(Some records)

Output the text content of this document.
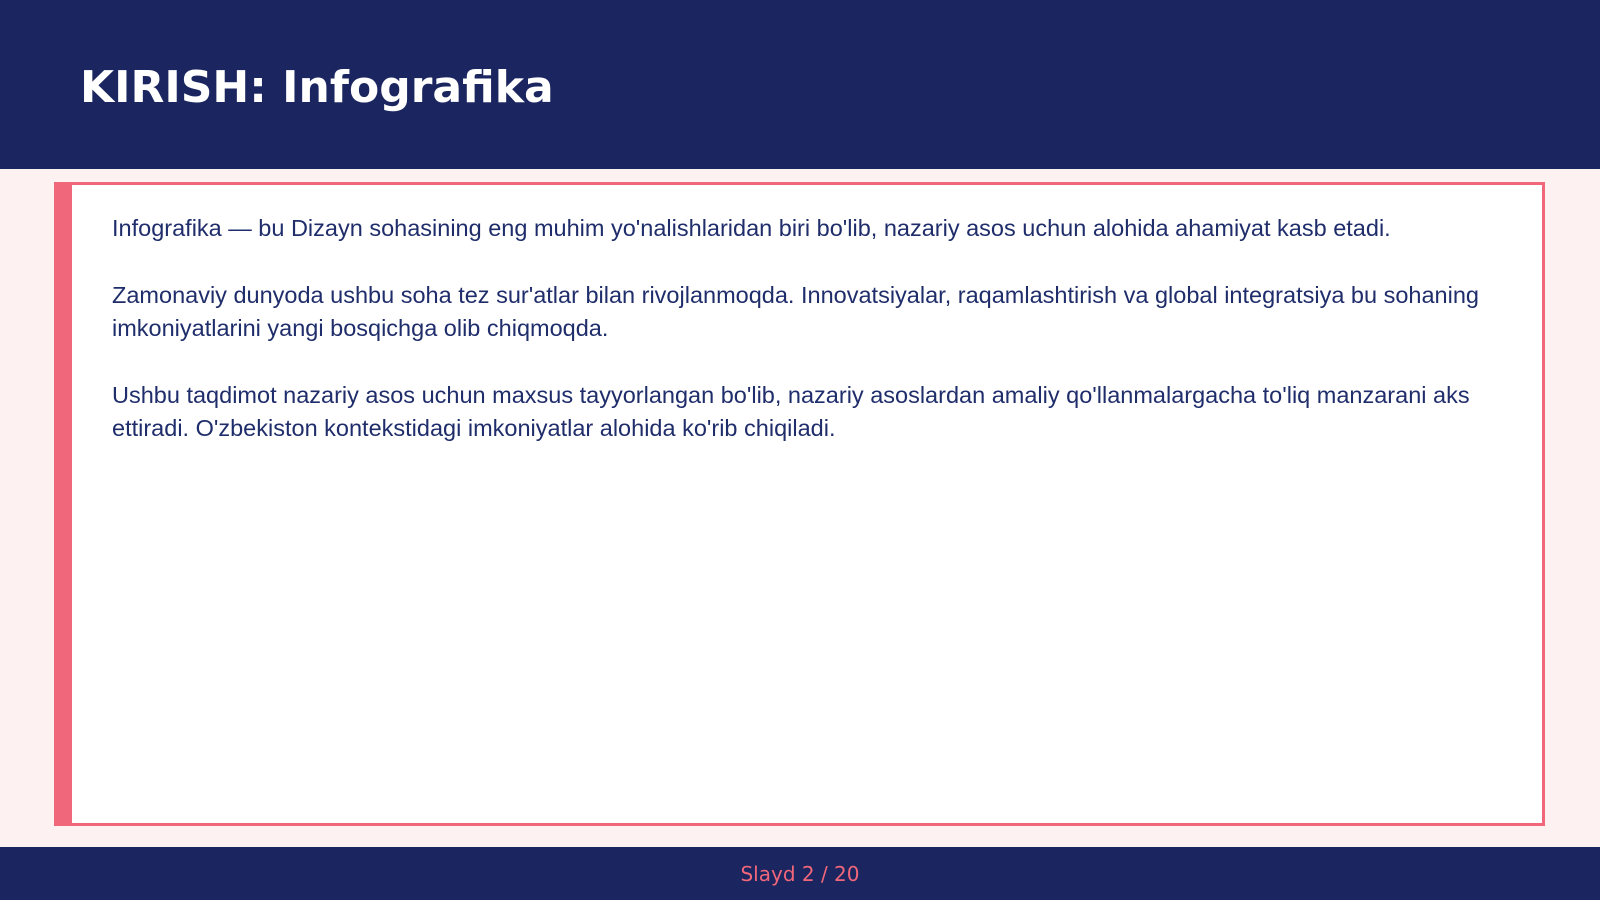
KIRISH: Infografika

Infografika — bu Dizayn sohasining eng muhim yo'nalishlaridan biri bo'lib, nazariy asos uchun alohida ahamiyat kasb etadi.

Zamonaviy dunyoda ushbu soha tez sur'atlar bilan rivojlanmoqda. Innovatsiyalar, raqamlashtirish va global integratsiya bu sohaning imkoniyatlarini yangi bosqichga olib chiqmoqda.

Ushbu taqdimot nazariy asos uchun maxsus tayyorlangan bo'lib, nazariy asoslardan amaliy qo'llanmalargacha to'liq manzarani aks ettiradi. O'zbekiston kontekstidagi imkoniyatlar alohida ko'rib chiqiladi.

Slayd 2 / 20
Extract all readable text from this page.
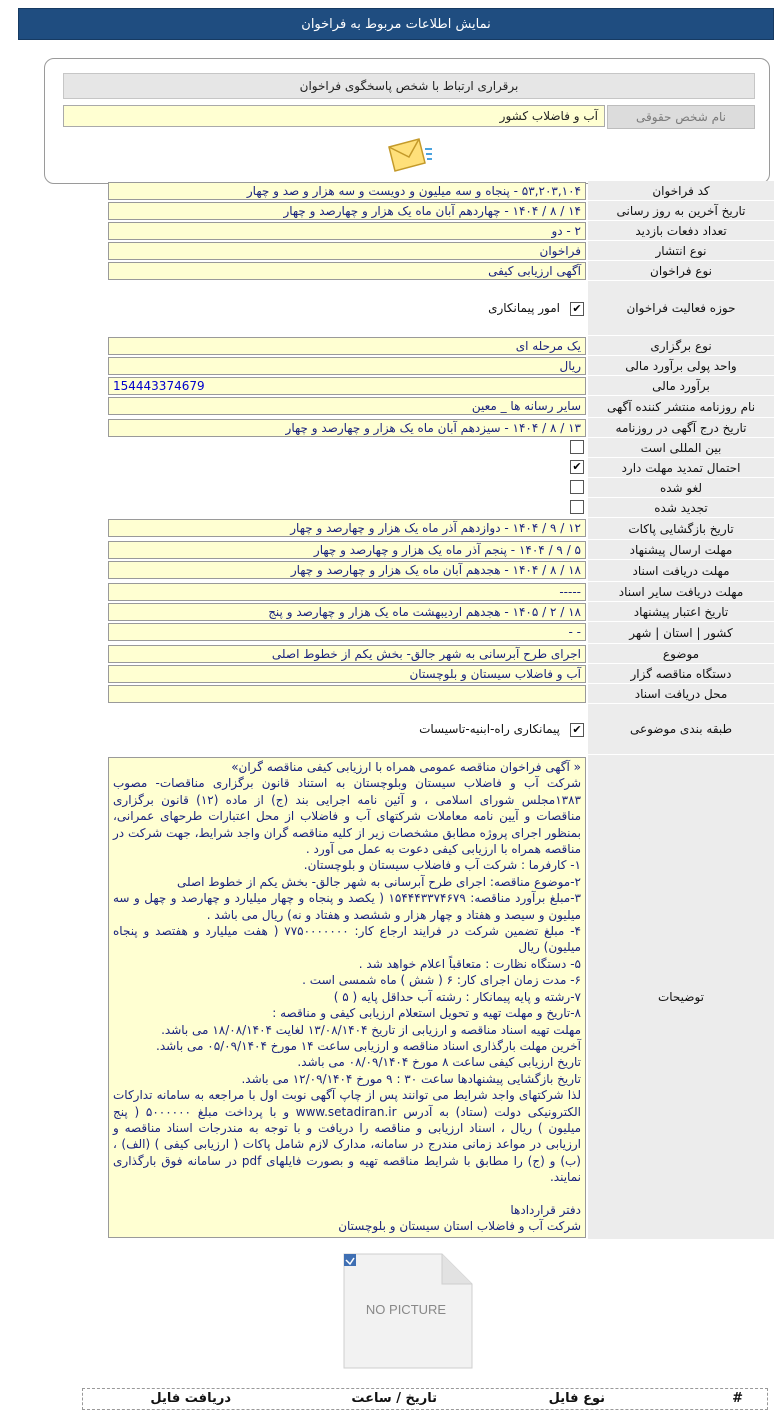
نمایش اطلاعات مربوط به فراخوان
برقراری ارتباط با شخص پاسخگوی فراخوان
نام شخص حقوقی
آب و فاضلاب کشور
کد فراخوان
۵۳,۲۰۳,۱۰۴ - پنجاه و سه میلیون و دویست و سه هزار و صد و چهار
تاریخ آخرین به روز رسانی
۱۴ / ۸ / ۱۴۰۴ - چهاردهم آبان ماه یک هزار و چهارصد و چهار
تعداد دفعات بازدید
۲ - دو
نوع انتشار
فراخوان
نوع فراخوان
آگهی ارزیابی کیفی
حوزه فعالیت فراخوان
✔
امور پیمانکاری
نوع برگزاری
یک مرحله ای
واحد پولی برآورد مالی
ریال
برآورد مالی
154443374679
نام روزنامه منتشر کننده آگهی
سایر رسانه ها _ معین
تاریخ درج آگهی در روزنامه
۱۳ / ۸ / ۱۴۰۴ - سیزدهم آبان ماه یک هزار و چهارصد و چهار
بین المللی است
احتمال تمدید مهلت دارد
✔
لغو شده
تجدید شده
تاریخ بازگشایی پاکات
۱۲ / ۹ / ۱۴۰۴ - دوازدهم آذر ماه یک هزار و چهارصد و چهار
مهلت ارسال پیشنهاد
۵ / ۹ / ۱۴۰۴ - پنجم آذر ماه یک هزار و چهارصد و چهار
مهلت دریافت اسناد
۱۸ / ۸ / ۱۴۰۴ - هجدهم آبان ماه یک هزار و چهارصد و چهار
مهلت دریافت سایر اسناد
-----
تاریخ اعتبار پیشنهاد
۱۸ / ۲ / ۱۴۰۵ - هجدهم اردیبهشت ماه یک هزار و چهارصد و پنج
کشور | استان | شهر
- -
موضوع
اجرای طرح آبرسانی به شهر جالق- بخش یکم از خطوط اصلی
دستگاه مناقصه گزار
آب و فاضلاب سیستان و بلوچستان
محل دریافت اسناد
طبقه بندی موضوعی
✔
پیمانکاری راه-ابنیه-تاسیسات
توضیحات

« آگهی فراخوان مناقصه عمومی همراه با ارزیابی کیفی مناقصه گران»

شرکت آب و فاضلاب سیستان وبلوچستان به استناد قانون برگزاری مناقصات- مصوب ۱۳۸۳مجلس شورای اسلامی ، و آئین نامه اجرایی بند (ج) از ماده (۱۲) قانون برگزاری مناقصات و آیین نامه معاملات شرکتهای آب و فاضلاب از محل اعتبارات طرحهای عمرانی، بمنظور اجرای پروژه مطابق مشخصات زیر از کلیه مناقصه گران واجد شرایط، جهت شرکت در مناقصه همراه با ارزیابی کیفی دعوت به عمل می آورد .

۱- کارفرما : شرکت آب و فاضلاب سیستان و بلوچستان.

۲-موضوع مناقصه: اجرای طرح آبرسانی به شهر جالق- بخش یکم از خطوط اصلی

۳-مبلغ برآورد مناقصه: ۱۵۴۴۴۳۳۷۴۶۷۹ ( یکصد و پنجاه و چهار میلیارد و چهارصد و چهل و سه میلیون و سیصد و هفتاد و چهار هزار و ششصد و هفتاد و نه) ریال می باشد .

۴- مبلغ تضمین شرکت در فرایند ارجاع کار: ۷۷۵۰۰۰۰۰۰۰ ( هفت میلیارد و هفتصد و پنجاه میلیون) ریال

۵- دستگاه نظارت : متعاقباً اعلام خواهد شد .

۶- مدت زمان اجرای کار: ۶ ( شش ) ماه شمسی است .

۷-رشته و پایه پیمانکار : رشته آب حداقل پایه ( ۵ )

۸-تاریخ و مهلت تهیه و تحویل استعلام ارزیابی کیفی و مناقصه :

مهلت تهیه اسناد مناقصه و ارزیابی از تاریخ ۱۳/۰۸/۱۴۰۴ لغایت ۱۸/۰۸/۱۴۰۴ می باشد.

آخرین مهلت بارگذاری اسناد مناقصه و ارزیابی ساعت ۱۴ مورخ ۰۵/۰۹/۱۴۰۴ می باشد.

تاریخ ارزیابی کیفی ساعت ۸ مورخ ۰۸/۰۹/۱۴۰۴ می باشد.

تاریخ بازگشایی پیشنهادها ساعت ۳۰ : ۹ مورخ ۱۲/۰۹/۱۴۰۴ می باشد.

لذا شرکتهای واجد شرایط می توانند پس از چاپ آگهی نوبت اول با مراجعه به سامانه تدارکات الکترونیکی دولت (ستاد) به آدرس www.setadiran.ir و با پرداخت مبلغ ۵۰۰۰۰۰۰ ( پنج میلیون ) ریال ، اسناد ارزیابی و مناقصه را دریافت و با توجه به مندرجات اسناد مناقصه و ارزیابی در مواعد زمانی مندرج در سامانه، مدارک لازم شامل پاکات ( ارزیابی کیفی ) (الف) ، (ب) و (ج) را مطابق با شرایط مناقصه تهیه و بصورت فایلهای pdf در سامانه فوق بارگذاری نمایند.

دفتر قراردادها

شرکت آب و فاضلاب استان سیستان و بلوچستان

NO PICTURE
#
نوع فایل
تاریخ / ساعت
دریافت فایل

» STATED EXERCISE:
Nothing in the entries should change as you copy them, except that the pictures are left out.

» EXERCISE RESULT:
Output the text content of this document.
KIRISH: Infografika

Infografika — bu Dizayn sohasining eng muhim yo'nalishlaridan biri bo'lib, nazariy asos uchun alohida ahamiyat kasb etadi.

Zamonaviy dunyoda ushbu soha tez sur'atlar bilan rivojlanmoqda. Innovatsiyalar, raqamlashtirish va global integratsiya bu sohaning imkoniyatlarini yangi bosqichga olib chiqmoqda.

Ushbu taqdimot nazariy asos uchun maxsus tayyorlangan bo'lib, nazariy asoslardan amaliy qo'llanmalargacha to'liq manzarani aks ettiradi. O'zbekiston kontekstidagi imkoniyatlar alohida ko'rib chiqiladi.

Slayd 2 / 20
Extract all readable text from this page.
نمایش اطلاعات مربوط به فراخوان
برقراری ارتباط با شخص پاسخگوی فراخوان
نام شخص حقوقی
آب و فاضلاب کشور
کد فراخوان
۵۳,۲۰۳,۱۰۴ - پنجاه و سه میلیون و دویست و سه هزار و صد و چهار
تاریخ آخرین به روز رسانی
۱۴ / ۸ / ۱۴۰۴ - چهاردهم آبان ماه یک هزار و چهارصد و چهار
تعداد دفعات بازدید
۲ - دو
نوع انتشار
فراخوان
نوع فراخوان
آگهی ارزیابی کیفی
حوزه فعالیت فراخوان
✔
امور پیمانکاری
نوع برگزاری
یک مرحله ای
واحد پولی برآورد مالی
ریال
برآورد مالی
154443374679
نام روزنامه منتشر کننده آگهی
سایر رسانه ها _ معین
تاریخ درج آگهی در روزنامه
۱۳ / ۸ / ۱۴۰۴ - سیزدهم آبان ماه یک هزار و چهارصد و چهار
بین المللی است
احتمال تمدید مهلت دارد
✔
لغو شده
تجدید شده
تاریخ بازگشایی پاکات
۱۲ / ۹ / ۱۴۰۴ - دوازدهم آذر ماه یک هزار و چهارصد و چهار
مهلت ارسال پیشنهاد
۵ / ۹ / ۱۴۰۴ - پنجم آذر ماه یک هزار و چهارصد و چهار
مهلت دریافت اسناد
۱۸ / ۸ / ۱۴۰۴ - هجدهم آبان ماه یک هزار و چهارصد و چهار
مهلت دریافت سایر اسناد
-----
تاریخ اعتبار پیشنهاد
۱۸ / ۲ / ۱۴۰۵ - هجدهم اردیبهشت ماه یک هزار و چهارصد و پنج
کشور | استان | شهر
- -
موضوع
اجرای طرح آبرسانی به شهر جالق- بخش یکم از خطوط اصلی
دستگاه مناقصه گزار
آب و فاضلاب سیستان و بلوچستان
محل دریافت اسناد
طبقه بندی موضوعی
✔
پیمانکاری راه-ابنیه-تاسیسات
توضیحات

« آگهی فراخوان مناقصه عمومی همراه با ارزیابی کیفی مناقصه گران»

شرکت آب و فاضلاب سیستان وبلوچستان به استناد قانون برگزاری مناقصات- مصوب ۱۳۸۳مجلس شورای اسلامی ، و آئین نامه اجرایی بند (ج) از ماده (۱۲) قانون برگزاری مناقصات و آیین نامه معاملات شرکتهای آب و فاضلاب از محل اعتبارات طرحهای عمرانی، بمنظور اجرای پروژه مطابق مشخصات زیر از کلیه مناقصه گران واجد شرایط، جهت شرکت در مناقصه همراه با ارزیابی کیفی دعوت به عمل می آورد .

۱- کارفرما : شرکت آب و فاضلاب سیستان و بلوچستان.

۲-موضوع مناقصه: اجرای طرح آبرسانی به شهر جالق- بخش یکم از خطوط اصلی

۳-مبلغ برآورد مناقصه: ۱۵۴۴۴۳۳۷۴۶۷۹ ( یکصد و پنجاه و چهار میلیارد و چهارصد و چهل و سه میلیون و سیصد و هفتاد و چهار هزار و ششصد و هفتاد و نه) ریال می باشد .

۴- مبلغ تضمین شرکت در فرایند ارجاع کار: ۷۷۵۰۰۰۰۰۰۰ ( هفت میلیارد و هفتصد و پنجاه میلیون) ریال

۵- دستگاه نظارت : متعاقباً اعلام خواهد شد .

۶- مدت زمان اجرای کار: ۶ ( شش ) ماه شمسی است .

۷-رشته و پایه پیمانکار : رشته آب حداقل پایه ( ۵ )

۸-تاریخ و مهلت تهیه و تحویل استعلام ارزیابی کیفی و مناقصه :

مهلت تهیه اسناد مناقصه و ارزیابی از تاریخ ۱۳/۰۸/۱۴۰۴ لغایت ۱۸/۰۸/۱۴۰۴ می باشد.

آخرین مهلت بارگذاری اسناد مناقصه و ارزیابی ساعت ۱۴ مورخ ۰۵/۰۹/۱۴۰۴ می باشد.

تاریخ ارزیابی کیفی ساعت ۸ مورخ ۰۸/۰۹/۱۴۰۴ می باشد.

تاریخ بازگشایی پیشنهادها ساعت ۳۰ : ۹ مورخ ۱۲/۰۹/۱۴۰۴ می باشد.

لذا شرکتهای واجد شرایط می توانند پس از چاپ آگهی نوبت اول با مراجعه به سامانه تدارکات الکترونیکی دولت (ستاد) به آدرس www.setadiran.ir و با پرداخت مبلغ ۵۰۰۰۰۰۰ ( پنج میلیون ) ریال ، اسناد ارزیابی و مناقصه را دریافت و با توجه به مندرجات اسناد مناقصه و ارزیابی در مواعد زمانی مندرج در سامانه، مدارک لازم شامل پاکات ( ارزیابی کیفی ) (الف) ، (ب) و (ج) را مطابق با شرایط مناقصه تهیه و بصورت فایلهای pdf در سامانه فوق بارگذاری نمایند.

دفتر قراردادها

شرکت آب و فاضلاب استان سیستان و بلوچستان

NO PICTURE
#
نوع فایل
تاریخ / ساعت
دریافت فایل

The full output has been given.